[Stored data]
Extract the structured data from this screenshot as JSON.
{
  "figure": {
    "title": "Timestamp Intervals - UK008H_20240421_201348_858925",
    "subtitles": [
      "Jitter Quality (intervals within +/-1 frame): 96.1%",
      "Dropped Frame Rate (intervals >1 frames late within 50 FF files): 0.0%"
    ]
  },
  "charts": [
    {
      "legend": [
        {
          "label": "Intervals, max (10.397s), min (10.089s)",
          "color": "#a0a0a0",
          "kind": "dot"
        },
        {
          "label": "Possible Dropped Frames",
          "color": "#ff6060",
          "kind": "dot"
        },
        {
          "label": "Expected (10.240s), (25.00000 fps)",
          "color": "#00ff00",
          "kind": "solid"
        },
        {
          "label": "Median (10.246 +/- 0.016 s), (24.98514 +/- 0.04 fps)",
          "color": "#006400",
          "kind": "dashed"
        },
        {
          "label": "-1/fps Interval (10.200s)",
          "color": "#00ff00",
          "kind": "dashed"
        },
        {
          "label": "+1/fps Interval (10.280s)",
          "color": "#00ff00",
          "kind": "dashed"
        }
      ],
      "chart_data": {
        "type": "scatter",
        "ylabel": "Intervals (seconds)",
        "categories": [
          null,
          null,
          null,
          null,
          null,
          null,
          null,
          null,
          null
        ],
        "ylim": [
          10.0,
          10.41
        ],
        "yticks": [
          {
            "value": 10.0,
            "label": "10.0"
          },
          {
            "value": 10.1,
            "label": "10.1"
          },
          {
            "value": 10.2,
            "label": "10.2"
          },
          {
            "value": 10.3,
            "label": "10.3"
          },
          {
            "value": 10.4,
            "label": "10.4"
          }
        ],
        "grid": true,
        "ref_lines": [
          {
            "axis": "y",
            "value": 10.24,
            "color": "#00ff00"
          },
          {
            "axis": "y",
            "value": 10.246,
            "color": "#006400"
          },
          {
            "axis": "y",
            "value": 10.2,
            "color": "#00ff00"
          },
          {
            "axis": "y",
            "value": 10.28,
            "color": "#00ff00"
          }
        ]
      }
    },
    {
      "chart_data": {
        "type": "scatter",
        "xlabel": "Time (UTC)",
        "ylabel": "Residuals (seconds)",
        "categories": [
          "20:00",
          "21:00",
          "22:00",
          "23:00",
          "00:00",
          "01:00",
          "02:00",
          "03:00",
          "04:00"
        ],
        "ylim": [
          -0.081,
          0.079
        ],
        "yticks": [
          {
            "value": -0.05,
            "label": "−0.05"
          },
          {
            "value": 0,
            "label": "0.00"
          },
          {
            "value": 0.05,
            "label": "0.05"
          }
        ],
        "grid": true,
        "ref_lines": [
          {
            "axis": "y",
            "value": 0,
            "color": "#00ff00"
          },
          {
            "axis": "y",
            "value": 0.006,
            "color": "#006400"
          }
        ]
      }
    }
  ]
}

■ Problem description
From the listing above, extract all records word for word.

■ Exercise result
Extract the structured data from this screenshot as JSON.
{
  "figure": {
    "title": "Timestamp Intervals - UK008H_20240421_201348_858925",
    "subtitles": [
      "Jitter Quality (intervals within +/-1 frame): 96.1%",
      "Dropped Frame Rate (intervals >1 frames late within 50 FF files): 0.0%"
    ]
  },
  "charts": [
    {
      "legend": [
        {
          "label": "Intervals, max (10.397s), min (10.089s)",
          "color": "#a0a0a0",
          "kind": "dot"
        },
        {
          "label": "Possible Dropped Frames",
          "color": "#ff6060",
          "kind": "dot"
        },
        {
          "label": "Expected (10.240s), (25.00000 fps)",
          "color": "#00ff00",
          "kind": "solid"
        },
        {
          "label": "Median (10.246 +/- 0.016 s), (24.98514 +/- 0.04 fps)",
          "color": "#006400",
          "kind": "dashed"
        },
        {
          "label": "-1/fps Interval (10.200s)",
          "color": "#00ff00",
          "kind": "dashed"
        },
        {
          "label": "+1/fps Interval (10.280s)",
          "color": "#00ff00",
          "kind": "dashed"
        }
      ],
      "chart_data": {
        "type": "scatter",
        "ylabel": "Intervals (seconds)",
        "categories": [
          null,
          null,
          null,
          null,
          null,
          null,
          null,
          null,
          null
        ],
        "ylim": [
          10.0,
          10.41
        ],
        "yticks": [
          {
            "value": 10.0,
            "label": "10.0"
          },
          {
            "value": 10.1,
            "label": "10.1"
          },
          {
            "value": 10.2,
            "label": "10.2"
          },
          {
            "value": 10.3,
            "label": "10.3"
          },
          {
            "value": 10.4,
            "label": "10.4"
          }
        ],
        "grid": true,
        "ref_lines": [
          {
            "axis": "y",
            "value": 10.24,
            "color": "#00ff00"
          },
          {
            "axis": "y",
            "value": 10.246,
            "color": "#006400"
          },
          {
            "axis": "y",
            "value": 10.2,
            "color": "#00ff00"
          },
          {
            "axis": "y",
            "value": 10.28,
            "color": "#00ff00"
          }
        ]
      }
    },
    {
      "chart_data": {
        "type": "scatter",
        "xlabel": "Time (UTC)",
        "ylabel": "Residuals (seconds)",
        "categories": [
          "20:00",
          "21:00",
          "22:00",
          "23:00",
          "00:00",
          "01:00",
          "02:00",
          "03:00",
          "04:00"
        ],
        "ylim": [
          -0.081,
          0.079
        ],
        "yticks": [
          {
            "value": -0.05,
            "label": "−0.05"
          },
          {
            "value": 0,
            "label": "0.00"
          },
          {
            "value": 0.05,
            "label": "0.05"
          }
        ],
        "grid": true,
        "ref_lines": [
          {
            "axis": "y",
            "value": 0,
            "color": "#00ff00"
          },
          {
            "axis": "y",
            "value": 0.006,
            "color": "#006400"
          }
        ]
      }
    }
  ]
}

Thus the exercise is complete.